(Excerpts from a figure dataset)
++++++++
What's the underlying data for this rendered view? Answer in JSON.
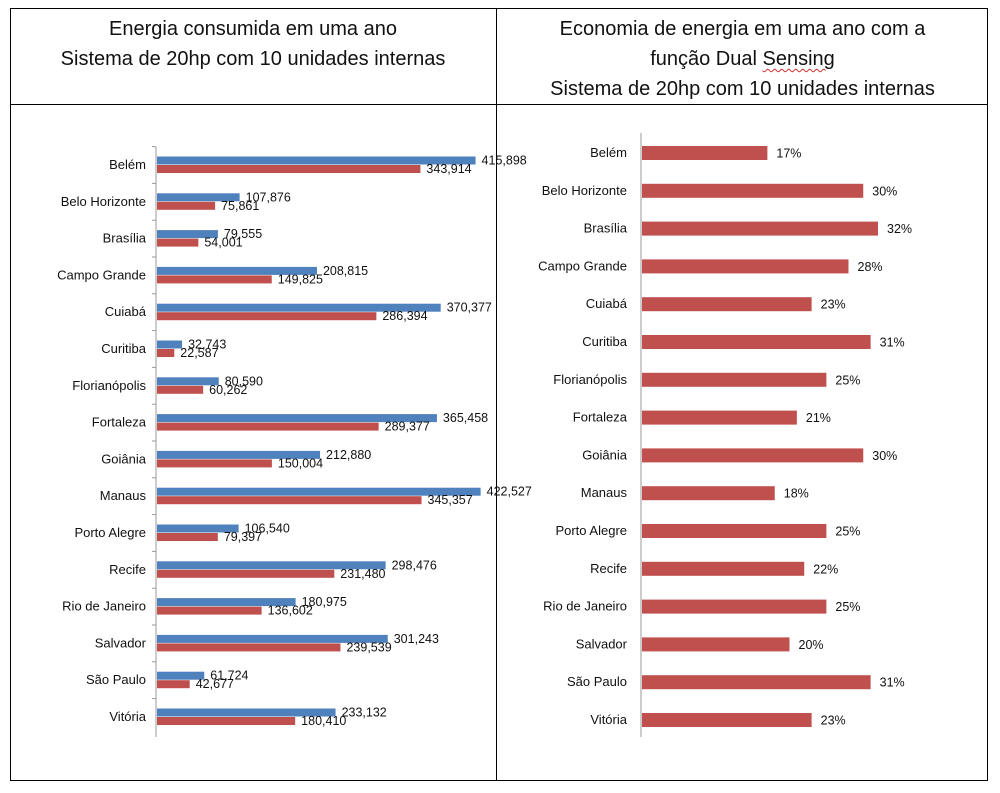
{
  "left_title": {
    "line1": "Energia consumida em uma ano",
    "line2": "Sistema de 20hp com 10 unidades internas"
  },
  "right_title": {
    "line1": "Economia de energia em uma ano com a",
    "line2_prefix": "função Dual ",
    "line2_word": "Sensing",
    "line3": "Sistema de 20hp com 10 unidades internas"
  },
  "chart_data": [
    {
      "type": "bar",
      "orientation": "horizontal",
      "title": "Energia consumida em uma ano Sistema de 20hp com 10 unidades internas",
      "categories": [
        "Belém",
        "Belo Horizonte",
        "Brasília",
        "Campo Grande",
        "Cuiabá",
        "Curitiba",
        "Florianópolis",
        "Fortaleza",
        "Goiânia",
        "Manaus",
        "Porto Alegre",
        "Recife",
        "Rio de Janeiro",
        "Salvador",
        "São Paulo",
        "Vitória"
      ],
      "series": [
        {
          "color": "#4f81bd",
          "values": [
            415898,
            107876,
            79555,
            208815,
            370377,
            32743,
            80590,
            365458,
            212880,
            422527,
            106540,
            298476,
            180975,
            301243,
            61724,
            233132
          ],
          "labels": [
            "415,898",
            "107,876",
            "79,555",
            "208,815",
            "370,377",
            "32,743",
            "80,590",
            "365,458",
            "212,880",
            "422,527",
            "106,540",
            "298,476",
            "180,975",
            "301,243",
            "61,724",
            "233,132"
          ]
        },
        {
          "color": "#c0504d",
          "values": [
            343914,
            75861,
            54001,
            149825,
            286394,
            22587,
            60262,
            289377,
            150004,
            345357,
            79397,
            231480,
            136602,
            239539,
            42677,
            180410
          ],
          "labels": [
            "343,914",
            "75,861",
            "54,001",
            "149,825",
            "286,394",
            "22,587",
            "60,262",
            "289,377",
            "150,004",
            "345,357",
            "79,397",
            "231,480",
            "136,602",
            "239,539",
            "42,677",
            "180,410"
          ]
        }
      ],
      "xlim": [
        0,
        470000
      ],
      "grid": false,
      "legend": "none"
    },
    {
      "type": "bar",
      "orientation": "horizontal",
      "title": "Economia de energia em uma ano com a função Dual Sensing Sistema de 20hp com 10 unidades internas",
      "categories": [
        "Belém",
        "Belo Horizonte",
        "Brasília",
        "Campo Grande",
        "Cuiabá",
        "Curitiba",
        "Florianópolis",
        "Fortaleza",
        "Goiânia",
        "Manaus",
        "Porto Alegre",
        "Recife",
        "Rio de Janeiro",
        "Salvador",
        "São Paulo",
        "Vitória"
      ],
      "series": [
        {
          "color": "#c0504d",
          "values": [
            17,
            30,
            32,
            28,
            23,
            31,
            25,
            21,
            30,
            18,
            25,
            22,
            25,
            20,
            31,
            23
          ],
          "labels": [
            "17%",
            "30%",
            "32%",
            "28%",
            "23%",
            "31%",
            "25%",
            "21%",
            "30%",
            "18%",
            "25%",
            "22%",
            "25%",
            "20%",
            "31%",
            "23%"
          ]
        }
      ],
      "xlim": [
        0,
        32
      ],
      "unit": "%",
      "grid": false,
      "legend": "none"
    }
  ]
}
++++++++
Your objective =>
Copy the data exactly. Any picture it contains is to be omitted.

Answer =>
What's the underlying data for this rendered view? Answer in JSON.
{
  "left_title": {
    "line1": "Energia consumida em uma ano",
    "line2": "Sistema de 20hp com 10 unidades internas"
  },
  "right_title": {
    "line1": "Economia de energia em uma ano com a",
    "line2_prefix": "função Dual ",
    "line2_word": "Sensing",
    "line3": "Sistema de 20hp com 10 unidades internas"
  },
  "chart_data": [
    {
      "type": "bar",
      "orientation": "horizontal",
      "title": "Energia consumida em uma ano Sistema de 20hp com 10 unidades internas",
      "categories": [
        "Belém",
        "Belo Horizonte",
        "Brasília",
        "Campo Grande",
        "Cuiabá",
        "Curitiba",
        "Florianópolis",
        "Fortaleza",
        "Goiânia",
        "Manaus",
        "Porto Alegre",
        "Recife",
        "Rio de Janeiro",
        "Salvador",
        "São Paulo",
        "Vitória"
      ],
      "series": [
        {
          "color": "#4f81bd",
          "values": [
            415898,
            107876,
            79555,
            208815,
            370377,
            32743,
            80590,
            365458,
            212880,
            422527,
            106540,
            298476,
            180975,
            301243,
            61724,
            233132
          ],
          "labels": [
            "415,898",
            "107,876",
            "79,555",
            "208,815",
            "370,377",
            "32,743",
            "80,590",
            "365,458",
            "212,880",
            "422,527",
            "106,540",
            "298,476",
            "180,975",
            "301,243",
            "61,724",
            "233,132"
          ]
        },
        {
          "color": "#c0504d",
          "values": [
            343914,
            75861,
            54001,
            149825,
            286394,
            22587,
            60262,
            289377,
            150004,
            345357,
            79397,
            231480,
            136602,
            239539,
            42677,
            180410
          ],
          "labels": [
            "343,914",
            "75,861",
            "54,001",
            "149,825",
            "286,394",
            "22,587",
            "60,262",
            "289,377",
            "150,004",
            "345,357",
            "79,397",
            "231,480",
            "136,602",
            "239,539",
            "42,677",
            "180,410"
          ]
        }
      ],
      "xlim": [
        0,
        470000
      ],
      "grid": false,
      "legend": "none"
    },
    {
      "type": "bar",
      "orientation": "horizontal",
      "title": "Economia de energia em uma ano com a função Dual Sensing Sistema de 20hp com 10 unidades internas",
      "categories": [
        "Belém",
        "Belo Horizonte",
        "Brasília",
        "Campo Grande",
        "Cuiabá",
        "Curitiba",
        "Florianópolis",
        "Fortaleza",
        "Goiânia",
        "Manaus",
        "Porto Alegre",
        "Recife",
        "Rio de Janeiro",
        "Salvador",
        "São Paulo",
        "Vitória"
      ],
      "series": [
        {
          "color": "#c0504d",
          "values": [
            17,
            30,
            32,
            28,
            23,
            31,
            25,
            21,
            30,
            18,
            25,
            22,
            25,
            20,
            31,
            23
          ],
          "labels": [
            "17%",
            "30%",
            "32%",
            "28%",
            "23%",
            "31%",
            "25%",
            "21%",
            "30%",
            "18%",
            "25%",
            "22%",
            "25%",
            "20%",
            "31%",
            "23%"
          ]
        }
      ],
      "xlim": [
        0,
        32
      ],
      "unit": "%",
      "grid": false,
      "legend": "none"
    }
  ]
}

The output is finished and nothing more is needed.